[Rows from a dataset]

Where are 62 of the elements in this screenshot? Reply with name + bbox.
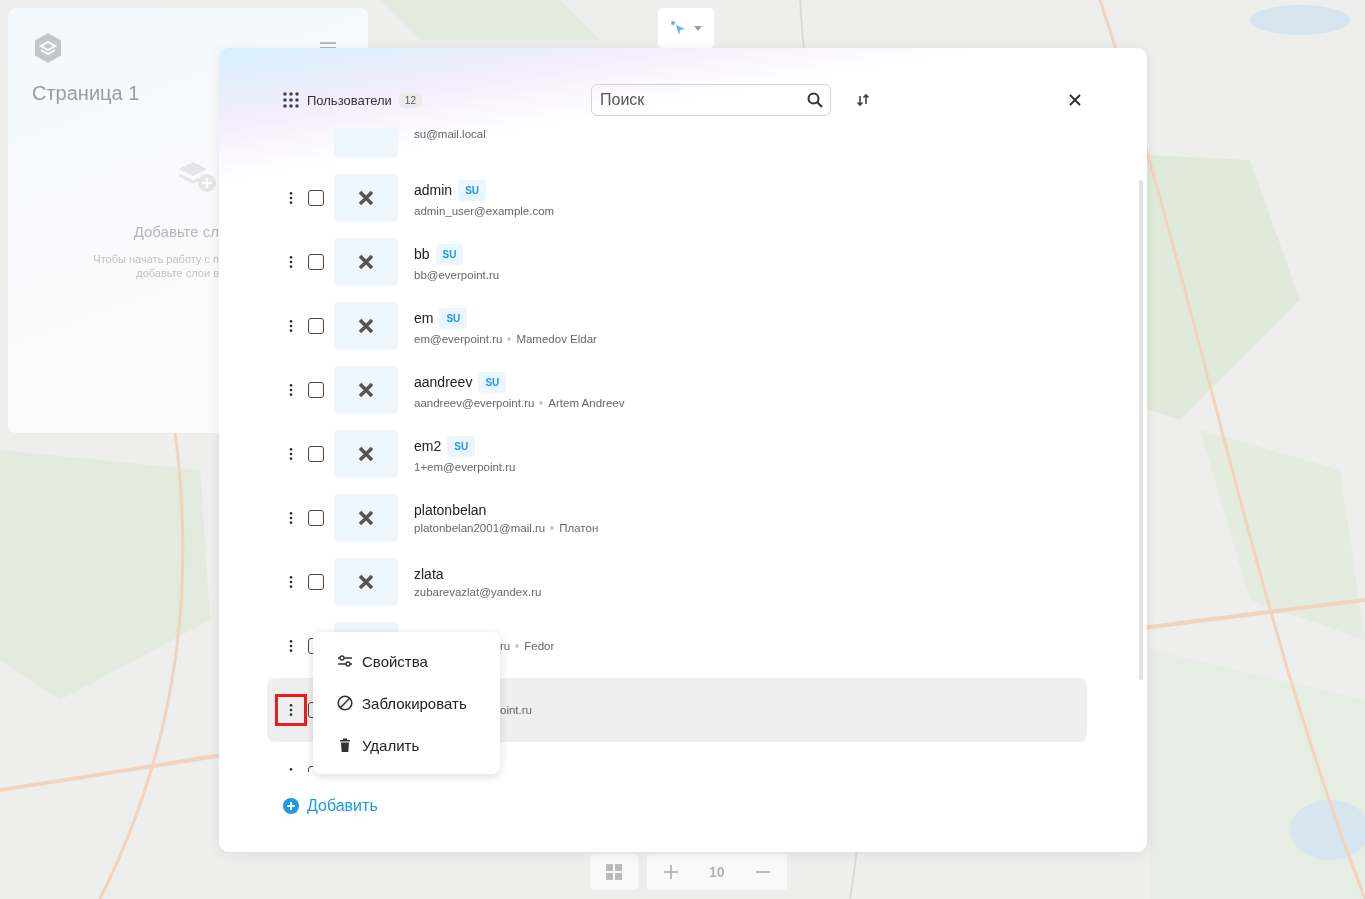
role-badge: SU <box>439 307 468 329</box>
user-email: admin_user@example.com <box>414 204 555 217</box>
checkbox[interactable] <box>308 190 324 206</box>
tool-selector[interactable] <box>658 8 714 48</box>
sort-icon[interactable] <box>856 93 870 107</box>
empty-text: добавьте слои в <box>136 266 219 280</box>
plus-circle-icon <box>283 798 299 814</box>
user-name: em <box>414 310 434 326</box>
checkbox[interactable] <box>308 382 324 398</box>
full-name: Artem Andreev <box>548 396 625 409</box>
user-name: bb <box>414 246 430 262</box>
full-name: Платон <box>559 522 599 534</box>
search-icon[interactable] <box>807 92 823 108</box>
caret-icon <box>694 25 702 31</box>
user-name: platonbelan <box>414 502 487 518</box>
grid-icon <box>606 864 622 880</box>
role-badge: SU <box>447 435 476 457</box>
zoom-level: 10 <box>709 864 725 880</box>
user-email: 1+em@everpoint.ru <box>414 460 516 473</box>
dialog-title: Пользователи <box>307 92 392 108</box>
user-name: em2 <box>414 438 442 454</box>
menu-icon[interactable] <box>320 42 336 50</box>
count-badge: 12 <box>397 92 423 108</box>
apps-icon <box>283 92 299 108</box>
role-badge: SU <box>458 179 487 201</box>
more-icon[interactable] <box>275 694 307 726</box>
separator-dot <box>507 336 512 341</box>
checkbox[interactable] <box>308 318 324 334</box>
zoom-in-icon[interactable] <box>663 864 679 880</box>
user-email: platonbelan2001@mail.ru <box>414 522 546 534</box>
sliders-icon <box>337 653 353 669</box>
full-name: Mamedov Eldar <box>516 332 597 345</box>
empty-title: Добавьте сл <box>133 223 219 240</box>
role-badge: SU <box>435 243 464 265</box>
checkbox[interactable] <box>308 510 324 526</box>
user-name: aandreev <box>414 374 473 390</box>
user-email: oint.ru <box>500 704 532 716</box>
trash-icon <box>337 737 353 753</box>
user-email: su@mail.local <box>414 128 486 140</box>
separator-dot <box>515 644 520 648</box>
menu-item[interactable]: Заблокировать <box>313 682 500 724</box>
checkbox[interactable] <box>308 446 324 462</box>
user-name: zlata <box>414 566 444 582</box>
user-email: zubarevazlat@yandex.ru <box>414 586 542 598</box>
checkbox[interactable] <box>308 574 324 590</box>
logo-icon <box>32 32 64 64</box>
user-name: admin <box>414 182 453 198</box>
user-email: ru <box>500 640 511 652</box>
user-email: bb@everpoint.ru <box>414 268 500 281</box>
user-email: aandreev@everpoint.ru <box>414 396 535 409</box>
separator-dot <box>550 526 555 530</box>
checkbox[interactable] <box>308 254 324 270</box>
full-name: Fedor <box>524 640 555 652</box>
user-email: em@everpoint.ru <box>414 332 503 345</box>
page-title: Страница 1 <box>32 82 140 105</box>
block-icon <box>337 695 353 711</box>
close-icon[interactable] <box>1069 94 1081 106</box>
grid-button[interactable] <box>590 854 638 890</box>
cursor-icon <box>670 20 686 36</box>
role-badge: SU <box>478 371 507 393</box>
search-field[interactable]: Поиск <box>591 84 831 116</box>
separator-dot <box>539 400 544 405</box>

• DIRECTIONS FOR THIS TASK: Copy every line of the records above word for word, leaving the picture out of your answer.

• RESPONSE BELOW:
Where are 62 of the elements in this screenshot? Reply with name + bbox.
role-badge: SU <box>439 307 468 329</box>
user-email: admin_user@example.com <box>414 204 555 217</box>
checkbox[interactable] <box>308 190 324 206</box>
tool-selector[interactable] <box>658 8 714 48</box>
sort-icon[interactable] <box>856 93 870 107</box>
empty-text: добавьте слои в <box>136 266 219 280</box>
plus-circle-icon <box>283 798 299 814</box>
user-name: em <box>414 310 434 326</box>
checkbox[interactable] <box>308 382 324 398</box>
full-name: Artem Andreev <box>548 396 625 409</box>
user-name: bb <box>414 246 430 262</box>
full-name: Платон <box>559 522 599 534</box>
search-icon[interactable] <box>807 92 823 108</box>
caret-icon <box>694 25 702 31</box>
user-name: platonbelan <box>414 502 487 518</box>
grid-icon <box>606 864 622 880</box>
role-badge: SU <box>447 435 476 457</box>
zoom-level: 10 <box>709 864 725 880</box>
user-email: 1+em@everpoint.ru <box>414 460 516 473</box>
dialog-title: Пользователи <box>307 92 392 108</box>
user-name: em2 <box>414 438 442 454</box>
menu-icon[interactable] <box>320 42 336 50</box>
count-badge: 12 <box>397 92 423 108</box>
apps-icon <box>283 92 299 108</box>
role-badge: SU <box>458 179 487 201</box>
more-icon[interactable] <box>275 694 307 726</box>
separator-dot <box>507 336 512 341</box>
checkbox[interactable] <box>308 318 324 334</box>
zoom-in-icon[interactable] <box>663 864 679 880</box>
user-email: platonbelan2001@mail.ru <box>414 522 546 534</box>
sliders-icon <box>337 653 353 669</box>
full-name: Mamedov Eldar <box>516 332 597 345</box>
empty-title: Добавьте сл <box>133 223 219 240</box>
role-badge: SU <box>435 243 464 265</box>
checkbox[interactable] <box>308 510 324 526</box>
user-name: aandreev <box>414 374 473 390</box>
user-email: oint.ru <box>500 704 532 716</box>
trash-icon <box>337 737 353 753</box>
user-email: su@mail.local <box>414 128 486 140</box>
separator-dot <box>515 644 520 648</box>
menu-item[interactable]: Заблокировать <box>313 682 500 724</box>
checkbox[interactable] <box>308 446 324 462</box>
user-name: zlata <box>414 566 444 582</box>
user-email: zubarevazlat@yandex.ru <box>414 586 542 598</box>
checkbox[interactable] <box>308 574 324 590</box>
logo-icon <box>32 32 64 64</box>
user-name: admin <box>414 182 453 198</box>
user-email: ru <box>500 640 511 652</box>
user-email: bb@everpoint.ru <box>414 268 500 281</box>
user-email: aandreev@everpoint.ru <box>414 396 535 409</box>
separator-dot <box>550 526 555 530</box>
checkbox[interactable] <box>308 254 324 270</box>
full-name: Fedor <box>524 640 555 652</box>
user-email: em@everpoint.ru <box>414 332 503 345</box>
page-title: Страница 1 <box>32 82 140 105</box>
block-icon <box>337 695 353 711</box>
close-icon[interactable] <box>1069 94 1081 106</box>
grid-button[interactable] <box>590 854 638 890</box>
cursor-icon <box>670 20 686 36</box>
role-badge: SU <box>478 371 507 393</box>
search-field[interactable]: Поиск <box>591 84 831 116</box>
separator-dot <box>539 400 544 405</box>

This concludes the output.